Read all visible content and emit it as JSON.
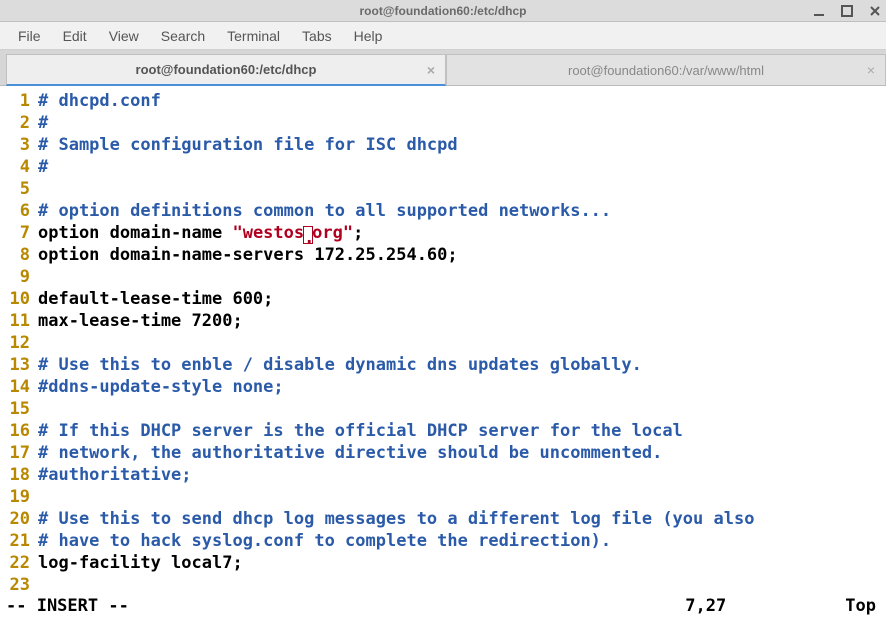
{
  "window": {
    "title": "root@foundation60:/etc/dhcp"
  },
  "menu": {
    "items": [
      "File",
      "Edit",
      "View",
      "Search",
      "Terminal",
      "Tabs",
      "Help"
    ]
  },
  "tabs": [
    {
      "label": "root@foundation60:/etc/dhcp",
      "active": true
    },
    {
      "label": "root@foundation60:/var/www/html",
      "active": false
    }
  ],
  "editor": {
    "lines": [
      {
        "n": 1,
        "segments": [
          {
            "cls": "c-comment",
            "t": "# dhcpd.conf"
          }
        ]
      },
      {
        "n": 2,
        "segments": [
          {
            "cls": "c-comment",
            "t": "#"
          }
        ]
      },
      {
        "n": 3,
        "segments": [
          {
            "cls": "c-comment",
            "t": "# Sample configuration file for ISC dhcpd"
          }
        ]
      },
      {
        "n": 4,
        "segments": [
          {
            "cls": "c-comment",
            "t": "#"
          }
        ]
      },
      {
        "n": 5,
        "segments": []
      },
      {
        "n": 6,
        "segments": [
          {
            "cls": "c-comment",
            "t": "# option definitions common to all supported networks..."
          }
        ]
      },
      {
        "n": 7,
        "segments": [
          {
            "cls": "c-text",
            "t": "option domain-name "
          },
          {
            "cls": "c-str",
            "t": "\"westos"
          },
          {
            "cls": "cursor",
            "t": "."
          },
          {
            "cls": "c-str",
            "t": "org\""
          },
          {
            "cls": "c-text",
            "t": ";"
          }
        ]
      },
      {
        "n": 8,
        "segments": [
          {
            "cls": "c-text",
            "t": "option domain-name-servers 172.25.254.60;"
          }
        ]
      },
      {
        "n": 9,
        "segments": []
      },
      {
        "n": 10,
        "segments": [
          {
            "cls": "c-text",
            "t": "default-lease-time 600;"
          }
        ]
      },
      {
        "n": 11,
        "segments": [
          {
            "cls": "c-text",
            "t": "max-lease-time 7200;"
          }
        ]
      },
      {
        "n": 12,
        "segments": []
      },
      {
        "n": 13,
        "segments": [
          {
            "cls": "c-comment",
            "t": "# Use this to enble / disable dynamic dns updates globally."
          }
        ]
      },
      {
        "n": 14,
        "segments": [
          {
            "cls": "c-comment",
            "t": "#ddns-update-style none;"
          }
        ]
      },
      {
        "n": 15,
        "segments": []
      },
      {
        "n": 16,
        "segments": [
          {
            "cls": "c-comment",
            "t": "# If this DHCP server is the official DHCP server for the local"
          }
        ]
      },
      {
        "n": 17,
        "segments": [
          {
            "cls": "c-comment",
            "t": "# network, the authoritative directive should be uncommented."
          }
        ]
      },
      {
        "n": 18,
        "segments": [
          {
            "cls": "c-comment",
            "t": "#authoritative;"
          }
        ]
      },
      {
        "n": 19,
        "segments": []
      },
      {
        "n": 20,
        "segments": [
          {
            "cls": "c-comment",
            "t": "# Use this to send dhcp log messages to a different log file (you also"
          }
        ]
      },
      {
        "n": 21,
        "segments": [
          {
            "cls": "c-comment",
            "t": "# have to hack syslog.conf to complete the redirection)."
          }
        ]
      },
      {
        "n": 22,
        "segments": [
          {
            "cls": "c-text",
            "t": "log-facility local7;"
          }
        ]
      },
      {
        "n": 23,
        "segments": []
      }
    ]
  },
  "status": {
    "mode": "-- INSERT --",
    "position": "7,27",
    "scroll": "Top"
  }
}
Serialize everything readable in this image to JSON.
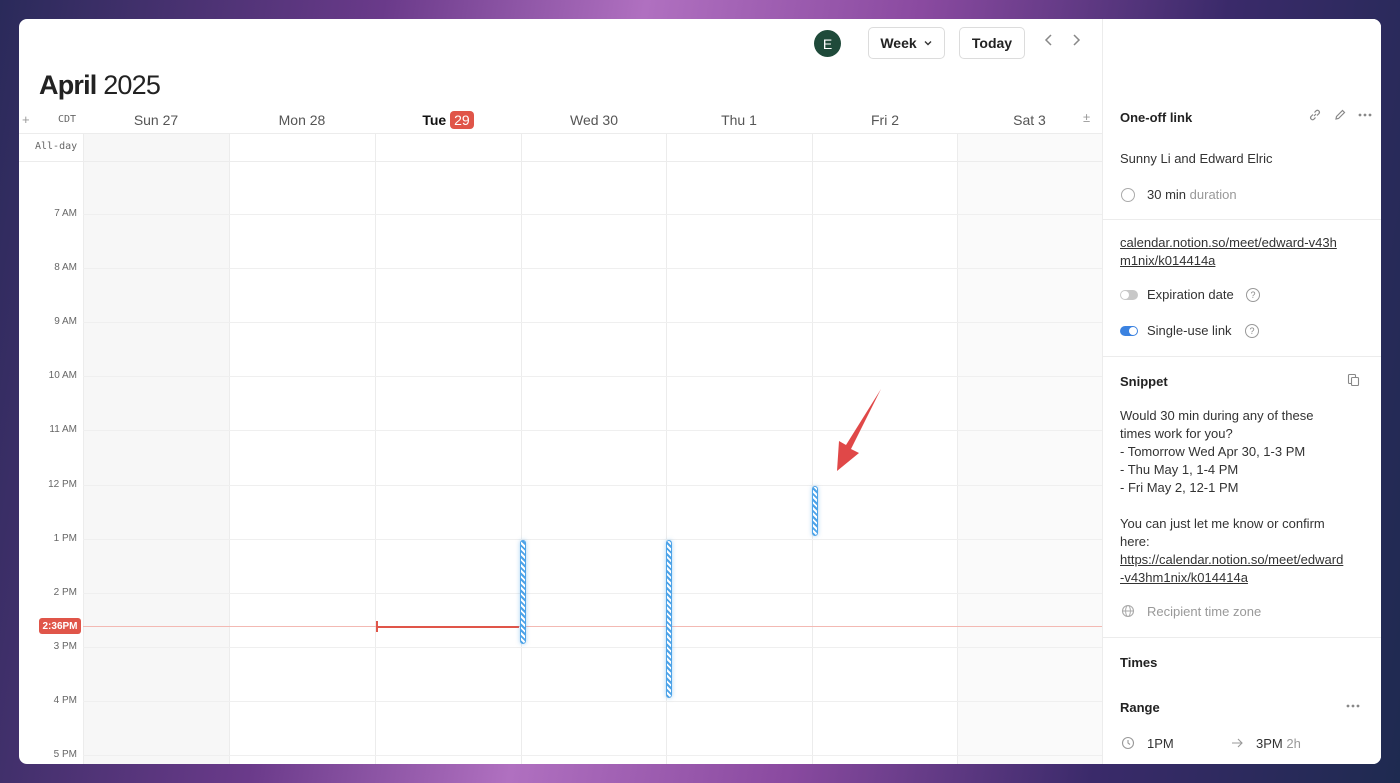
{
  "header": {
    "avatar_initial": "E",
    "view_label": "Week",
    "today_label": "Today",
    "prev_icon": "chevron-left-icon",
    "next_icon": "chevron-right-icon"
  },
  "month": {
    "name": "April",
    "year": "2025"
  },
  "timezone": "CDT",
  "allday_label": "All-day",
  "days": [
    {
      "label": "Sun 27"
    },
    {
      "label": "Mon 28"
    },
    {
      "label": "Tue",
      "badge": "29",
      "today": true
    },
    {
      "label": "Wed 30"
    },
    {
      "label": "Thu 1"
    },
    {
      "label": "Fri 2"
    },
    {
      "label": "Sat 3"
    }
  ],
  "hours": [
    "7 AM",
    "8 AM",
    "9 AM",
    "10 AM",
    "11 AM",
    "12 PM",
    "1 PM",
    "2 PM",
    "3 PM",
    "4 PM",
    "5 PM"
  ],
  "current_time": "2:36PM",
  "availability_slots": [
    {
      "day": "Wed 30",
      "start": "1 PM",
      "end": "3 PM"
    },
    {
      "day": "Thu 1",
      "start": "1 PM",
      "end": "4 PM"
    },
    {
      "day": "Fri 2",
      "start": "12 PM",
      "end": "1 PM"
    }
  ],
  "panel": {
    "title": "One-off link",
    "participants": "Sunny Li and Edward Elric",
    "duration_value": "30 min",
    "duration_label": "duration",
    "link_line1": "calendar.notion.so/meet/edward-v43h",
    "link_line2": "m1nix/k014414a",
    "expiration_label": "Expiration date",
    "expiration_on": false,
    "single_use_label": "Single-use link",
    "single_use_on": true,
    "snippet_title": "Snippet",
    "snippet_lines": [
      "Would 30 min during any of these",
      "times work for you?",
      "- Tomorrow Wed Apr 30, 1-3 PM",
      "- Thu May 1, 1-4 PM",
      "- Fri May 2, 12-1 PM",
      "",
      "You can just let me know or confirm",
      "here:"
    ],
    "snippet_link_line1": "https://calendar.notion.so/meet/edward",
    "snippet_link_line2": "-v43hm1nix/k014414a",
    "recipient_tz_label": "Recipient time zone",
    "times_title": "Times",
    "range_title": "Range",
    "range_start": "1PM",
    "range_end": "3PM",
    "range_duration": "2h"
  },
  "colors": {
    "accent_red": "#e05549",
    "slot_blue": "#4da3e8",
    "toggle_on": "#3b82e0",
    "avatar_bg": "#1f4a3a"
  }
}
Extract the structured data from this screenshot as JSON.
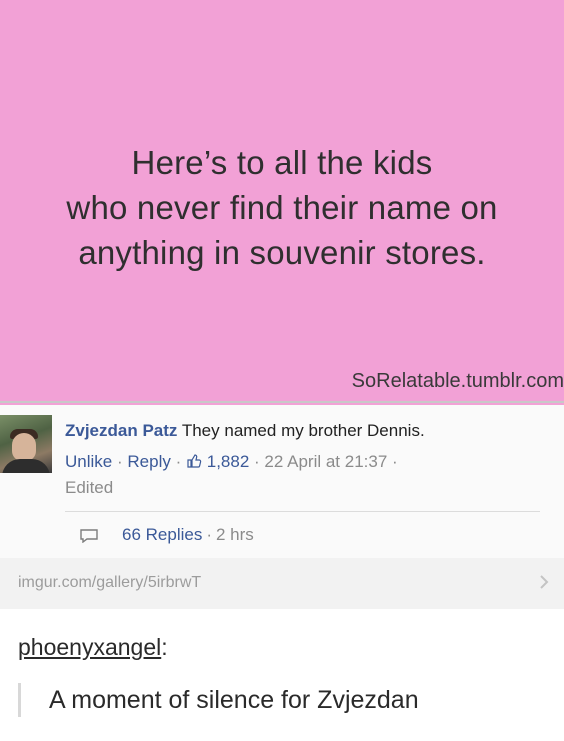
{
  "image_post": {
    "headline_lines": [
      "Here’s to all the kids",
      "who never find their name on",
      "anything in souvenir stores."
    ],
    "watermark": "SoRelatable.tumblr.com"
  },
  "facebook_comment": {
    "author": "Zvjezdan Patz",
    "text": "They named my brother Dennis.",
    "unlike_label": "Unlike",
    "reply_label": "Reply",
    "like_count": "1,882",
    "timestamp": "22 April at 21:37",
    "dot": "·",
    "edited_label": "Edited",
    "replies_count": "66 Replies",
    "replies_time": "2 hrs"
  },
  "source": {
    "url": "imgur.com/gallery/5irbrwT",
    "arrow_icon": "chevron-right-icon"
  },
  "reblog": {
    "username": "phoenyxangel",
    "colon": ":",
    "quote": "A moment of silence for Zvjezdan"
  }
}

————————

Aim: Copy the material shown above in full and exactly. Skip the pictures.

Result below:
Read all visible content and emit it as JSON.
{
  "window": {
    "title": "root@foundation60:/etc/dhcp"
  },
  "menu": {
    "items": [
      "File",
      "Edit",
      "View",
      "Search",
      "Terminal",
      "Tabs",
      "Help"
    ]
  },
  "tabs": [
    {
      "label": "root@foundation60:/etc/dhcp",
      "active": true
    },
    {
      "label": "root@foundation60:/var/www/html",
      "active": false
    }
  ],
  "editor": {
    "lines": [
      {
        "n": 1,
        "segments": [
          {
            "cls": "c-comment",
            "t": "# dhcpd.conf"
          }
        ]
      },
      {
        "n": 2,
        "segments": [
          {
            "cls": "c-comment",
            "t": "#"
          }
        ]
      },
      {
        "n": 3,
        "segments": [
          {
            "cls": "c-comment",
            "t": "# Sample configuration file for ISC dhcpd"
          }
        ]
      },
      {
        "n": 4,
        "segments": [
          {
            "cls": "c-comment",
            "t": "#"
          }
        ]
      },
      {
        "n": 5,
        "segments": []
      },
      {
        "n": 6,
        "segments": [
          {
            "cls": "c-comment",
            "t": "# option definitions common to all supported networks..."
          }
        ]
      },
      {
        "n": 7,
        "segments": [
          {
            "cls": "c-text",
            "t": "option domain-name "
          },
          {
            "cls": "c-str",
            "t": "\"westos"
          },
          {
            "cls": "cursor",
            "t": "."
          },
          {
            "cls": "c-str",
            "t": "org\""
          },
          {
            "cls": "c-text",
            "t": ";"
          }
        ]
      },
      {
        "n": 8,
        "segments": [
          {
            "cls": "c-text",
            "t": "option domain-name-servers 172.25.254.60;"
          }
        ]
      },
      {
        "n": 9,
        "segments": []
      },
      {
        "n": 10,
        "segments": [
          {
            "cls": "c-text",
            "t": "default-lease-time 600;"
          }
        ]
      },
      {
        "n": 11,
        "segments": [
          {
            "cls": "c-text",
            "t": "max-lease-time 7200;"
          }
        ]
      },
      {
        "n": 12,
        "segments": []
      },
      {
        "n": 13,
        "segments": [
          {
            "cls": "c-comment",
            "t": "# Use this to enble / disable dynamic dns updates globally."
          }
        ]
      },
      {
        "n": 14,
        "segments": [
          {
            "cls": "c-comment",
            "t": "#ddns-update-style none;"
          }
        ]
      },
      {
        "n": 15,
        "segments": []
      },
      {
        "n": 16,
        "segments": [
          {
            "cls": "c-comment",
            "t": "# If this DHCP server is the official DHCP server for the local"
          }
        ]
      },
      {
        "n": 17,
        "segments": [
          {
            "cls": "c-comment",
            "t": "# network, the authoritative directive should be uncommented."
          }
        ]
      },
      {
        "n": 18,
        "segments": [
          {
            "cls": "c-comment",
            "t": "#authoritative;"
          }
        ]
      },
      {
        "n": 19,
        "segments": []
      },
      {
        "n": 20,
        "segments": [
          {
            "cls": "c-comment",
            "t": "# Use this to send dhcp log messages to a different log file (you also"
          }
        ]
      },
      {
        "n": 21,
        "segments": [
          {
            "cls": "c-comment",
            "t": "# have to hack syslog.conf to complete the redirection)."
          }
        ]
      },
      {
        "n": 22,
        "segments": [
          {
            "cls": "c-text",
            "t": "log-facility local7;"
          }
        ]
      },
      {
        "n": 23,
        "segments": []
      }
    ]
  },
  "status": {
    "mode": "-- INSERT --",
    "position": "7,27",
    "scroll": "Top"
  }
}
Serialize everything readable in this image to JSON.
{
  "header": {
    "avatar_initial": "E",
    "view_label": "Week",
    "today_label": "Today",
    "prev_icon": "chevron-left-icon",
    "next_icon": "chevron-right-icon"
  },
  "month": {
    "name": "April",
    "year": "2025"
  },
  "timezone": "CDT",
  "allday_label": "All-day",
  "days": [
    {
      "label": "Sun 27"
    },
    {
      "label": "Mon 28"
    },
    {
      "label": "Tue",
      "badge": "29",
      "today": true
    },
    {
      "label": "Wed 30"
    },
    {
      "label": "Thu 1"
    },
    {
      "label": "Fri 2"
    },
    {
      "label": "Sat 3"
    }
  ],
  "hours": [
    "7 AM",
    "8 AM",
    "9 AM",
    "10 AM",
    "11 AM",
    "12 PM",
    "1 PM",
    "2 PM",
    "3 PM",
    "4 PM",
    "5 PM"
  ],
  "current_time": "2:36PM",
  "availability_slots": [
    {
      "day": "Wed 30",
      "start": "1 PM",
      "end": "3 PM"
    },
    {
      "day": "Thu 1",
      "start": "1 PM",
      "end": "4 PM"
    },
    {
      "day": "Fri 2",
      "start": "12 PM",
      "end": "1 PM"
    }
  ],
  "panel": {
    "title": "One-off link",
    "participants": "Sunny Li and Edward Elric",
    "duration_value": "30 min",
    "duration_label": "duration",
    "link_line1": "calendar.notion.so/meet/edward-v43h",
    "link_line2": "m1nix/k014414a",
    "expiration_label": "Expiration date",
    "expiration_on": false,
    "single_use_label": "Single-use link",
    "single_use_on": true,
    "snippet_title": "Snippet",
    "snippet_lines": [
      "Would 30 min during any of these",
      "times work for you?",
      "- Tomorrow Wed Apr 30, 1-3 PM",
      "- Thu May 1, 1-4 PM",
      "- Fri May 2, 12-1 PM",
      "",
      "You can just let me know or confirm",
      "here:"
    ],
    "snippet_link_line1": "https://calendar.notion.so/meet/edward",
    "snippet_link_line2": "-v43hm1nix/k014414a",
    "recipient_tz_label": "Recipient time zone",
    "times_title": "Times",
    "range_title": "Range",
    "range_start": "1PM",
    "range_end": "3PM",
    "range_duration": "2h"
  },
  "colors": {
    "accent_red": "#e05549",
    "slot_blue": "#4da3e8",
    "toggle_on": "#3b82e0",
    "avatar_bg": "#1f4a3a"
  }
}
Extract the structured data from this screenshot as JSON.
{
  "image_post": {
    "headline_lines": [
      "Here’s to all the kids",
      "who never find their name on",
      "anything in souvenir stores."
    ],
    "watermark": "SoRelatable.tumblr.com"
  },
  "facebook_comment": {
    "author": "Zvjezdan Patz",
    "text": "They named my brother Dennis.",
    "unlike_label": "Unlike",
    "reply_label": "Reply",
    "like_count": "1,882",
    "timestamp": "22 April at 21:37",
    "dot": "·",
    "edited_label": "Edited",
    "replies_count": "66 Replies",
    "replies_time": "2 hrs"
  },
  "source": {
    "url": "imgur.com/gallery/5irbrwT",
    "arrow_icon": "chevron-right-icon"
  },
  "reblog": {
    "username": "phoenyxangel",
    "colon": ":",
    "quote": "A moment of silence for Zvjezdan"
  }
}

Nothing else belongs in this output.